Data listing:
──────
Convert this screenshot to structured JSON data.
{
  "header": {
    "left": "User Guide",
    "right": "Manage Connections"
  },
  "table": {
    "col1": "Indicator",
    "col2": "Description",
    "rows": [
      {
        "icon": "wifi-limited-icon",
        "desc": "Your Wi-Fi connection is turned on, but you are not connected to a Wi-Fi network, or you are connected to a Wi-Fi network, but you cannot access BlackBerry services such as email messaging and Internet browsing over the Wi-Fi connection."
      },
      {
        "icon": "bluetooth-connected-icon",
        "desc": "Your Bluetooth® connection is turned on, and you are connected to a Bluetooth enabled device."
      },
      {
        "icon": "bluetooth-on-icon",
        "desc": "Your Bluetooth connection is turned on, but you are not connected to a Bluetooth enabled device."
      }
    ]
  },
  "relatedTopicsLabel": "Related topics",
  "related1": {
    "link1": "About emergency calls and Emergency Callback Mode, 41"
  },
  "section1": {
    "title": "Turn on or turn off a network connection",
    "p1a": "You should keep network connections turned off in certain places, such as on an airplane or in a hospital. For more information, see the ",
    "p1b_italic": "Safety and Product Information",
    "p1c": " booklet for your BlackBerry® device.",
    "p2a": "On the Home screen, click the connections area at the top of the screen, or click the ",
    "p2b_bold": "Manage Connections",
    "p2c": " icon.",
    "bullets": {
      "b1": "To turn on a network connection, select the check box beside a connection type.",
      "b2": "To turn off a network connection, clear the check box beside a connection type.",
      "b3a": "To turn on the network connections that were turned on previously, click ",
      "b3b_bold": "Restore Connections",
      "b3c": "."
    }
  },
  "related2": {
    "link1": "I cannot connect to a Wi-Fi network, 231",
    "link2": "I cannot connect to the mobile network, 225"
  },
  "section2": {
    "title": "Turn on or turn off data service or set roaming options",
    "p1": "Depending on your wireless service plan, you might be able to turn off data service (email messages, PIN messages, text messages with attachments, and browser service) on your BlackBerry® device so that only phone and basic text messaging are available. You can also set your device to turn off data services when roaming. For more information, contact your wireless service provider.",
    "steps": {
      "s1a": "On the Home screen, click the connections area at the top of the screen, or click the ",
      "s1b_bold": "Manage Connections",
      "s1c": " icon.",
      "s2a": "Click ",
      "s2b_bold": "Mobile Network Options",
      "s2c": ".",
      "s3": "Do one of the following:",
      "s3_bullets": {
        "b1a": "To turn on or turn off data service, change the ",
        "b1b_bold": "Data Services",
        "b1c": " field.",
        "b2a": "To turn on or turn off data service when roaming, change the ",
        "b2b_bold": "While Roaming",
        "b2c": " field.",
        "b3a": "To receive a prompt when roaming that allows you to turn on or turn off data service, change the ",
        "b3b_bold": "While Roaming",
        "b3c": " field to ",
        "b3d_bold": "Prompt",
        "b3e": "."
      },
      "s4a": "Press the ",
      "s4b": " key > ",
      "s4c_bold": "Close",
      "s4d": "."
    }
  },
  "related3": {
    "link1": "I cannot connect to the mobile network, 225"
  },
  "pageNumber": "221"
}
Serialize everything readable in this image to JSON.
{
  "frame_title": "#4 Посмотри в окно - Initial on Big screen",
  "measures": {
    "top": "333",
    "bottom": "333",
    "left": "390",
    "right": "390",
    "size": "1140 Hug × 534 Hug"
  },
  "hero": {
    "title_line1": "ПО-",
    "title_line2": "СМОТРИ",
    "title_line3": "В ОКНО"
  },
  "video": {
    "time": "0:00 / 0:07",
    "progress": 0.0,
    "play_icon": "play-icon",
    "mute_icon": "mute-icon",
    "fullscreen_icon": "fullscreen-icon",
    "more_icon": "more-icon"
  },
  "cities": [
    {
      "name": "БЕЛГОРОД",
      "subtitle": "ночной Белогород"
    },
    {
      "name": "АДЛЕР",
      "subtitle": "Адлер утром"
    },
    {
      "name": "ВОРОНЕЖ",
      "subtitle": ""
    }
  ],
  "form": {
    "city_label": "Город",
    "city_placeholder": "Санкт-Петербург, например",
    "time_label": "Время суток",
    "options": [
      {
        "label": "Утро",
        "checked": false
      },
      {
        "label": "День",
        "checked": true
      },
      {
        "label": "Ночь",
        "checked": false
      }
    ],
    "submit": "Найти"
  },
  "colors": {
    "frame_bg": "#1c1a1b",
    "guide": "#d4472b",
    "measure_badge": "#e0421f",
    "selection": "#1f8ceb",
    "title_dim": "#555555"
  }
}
──────
Task details
Set down all of the records shown above once more, exactly.

Correct answer
Convert this screenshot to structured JSON data.
{
  "header": {
    "left": "User Guide",
    "right": "Manage Connections"
  },
  "table": {
    "col1": "Indicator",
    "col2": "Description",
    "rows": [
      {
        "icon": "wifi-limited-icon",
        "desc": "Your Wi-Fi connection is turned on, but you are not connected to a Wi-Fi network, or you are connected to a Wi-Fi network, but you cannot access BlackBerry services such as email messaging and Internet browsing over the Wi-Fi connection."
      },
      {
        "icon": "bluetooth-connected-icon",
        "desc": "Your Bluetooth® connection is turned on, and you are connected to a Bluetooth enabled device."
      },
      {
        "icon": "bluetooth-on-icon",
        "desc": "Your Bluetooth connection is turned on, but you are not connected to a Bluetooth enabled device."
      }
    ]
  },
  "relatedTopicsLabel": "Related topics",
  "related1": {
    "link1": "About emergency calls and Emergency Callback Mode, 41"
  },
  "section1": {
    "title": "Turn on or turn off a network connection",
    "p1a": "You should keep network connections turned off in certain places, such as on an airplane or in a hospital. For more information, see the ",
    "p1b_italic": "Safety and Product Information",
    "p1c": " booklet for your BlackBerry® device.",
    "p2a": "On the Home screen, click the connections area at the top of the screen, or click the ",
    "p2b_bold": "Manage Connections",
    "p2c": " icon.",
    "bullets": {
      "b1": "To turn on a network connection, select the check box beside a connection type.",
      "b2": "To turn off a network connection, clear the check box beside a connection type.",
      "b3a": "To turn on the network connections that were turned on previously, click ",
      "b3b_bold": "Restore Connections",
      "b3c": "."
    }
  },
  "related2": {
    "link1": "I cannot connect to a Wi-Fi network, 231",
    "link2": "I cannot connect to the mobile network, 225"
  },
  "section2": {
    "title": "Turn on or turn off data service or set roaming options",
    "p1": "Depending on your wireless service plan, you might be able to turn off data service (email messages, PIN messages, text messages with attachments, and browser service) on your BlackBerry® device so that only phone and basic text messaging are available. You can also set your device to turn off data services when roaming. For more information, contact your wireless service provider.",
    "steps": {
      "s1a": "On the Home screen, click the connections area at the top of the screen, or click the ",
      "s1b_bold": "Manage Connections",
      "s1c": " icon.",
      "s2a": "Click ",
      "s2b_bold": "Mobile Network Options",
      "s2c": ".",
      "s3": "Do one of the following:",
      "s3_bullets": {
        "b1a": "To turn on or turn off data service, change the ",
        "b1b_bold": "Data Services",
        "b1c": " field.",
        "b2a": "To turn on or turn off data service when roaming, change the ",
        "b2b_bold": "While Roaming",
        "b2c": " field.",
        "b3a": "To receive a prompt when roaming that allows you to turn on or turn off data service, change the ",
        "b3b_bold": "While Roaming",
        "b3c": " field to ",
        "b3d_bold": "Prompt",
        "b3e": "."
      },
      "s4a": "Press the ",
      "s4b": " key > ",
      "s4c_bold": "Close",
      "s4d": "."
    }
  },
  "related3": {
    "link1": "I cannot connect to the mobile network, 225"
  },
  "pageNumber": "221"
}
Serialize everything readable in this image to JSON.
{
  "frame_title": "#4 Посмотри в окно - Initial on Big screen",
  "measures": {
    "top": "333",
    "bottom": "333",
    "left": "390",
    "right": "390",
    "size": "1140 Hug × 534 Hug"
  },
  "hero": {
    "title_line1": "ПО-",
    "title_line2": "СМОТРИ",
    "title_line3": "В ОКНО"
  },
  "video": {
    "time": "0:00 / 0:07",
    "progress": 0.0,
    "play_icon": "play-icon",
    "mute_icon": "mute-icon",
    "fullscreen_icon": "fullscreen-icon",
    "more_icon": "more-icon"
  },
  "cities": [
    {
      "name": "БЕЛГОРОД",
      "subtitle": "ночной Белогород"
    },
    {
      "name": "АДЛЕР",
      "subtitle": "Адлер утром"
    },
    {
      "name": "ВОРОНЕЖ",
      "subtitle": ""
    }
  ],
  "form": {
    "city_label": "Город",
    "city_placeholder": "Санкт-Петербург, например",
    "time_label": "Время суток",
    "options": [
      {
        "label": "Утро",
        "checked": false
      },
      {
        "label": "День",
        "checked": true
      },
      {
        "label": "Ночь",
        "checked": false
      }
    ],
    "submit": "Найти"
  },
  "colors": {
    "frame_bg": "#1c1a1b",
    "guide": "#d4472b",
    "measure_badge": "#e0421f",
    "selection": "#1f8ceb",
    "title_dim": "#555555"
  }
}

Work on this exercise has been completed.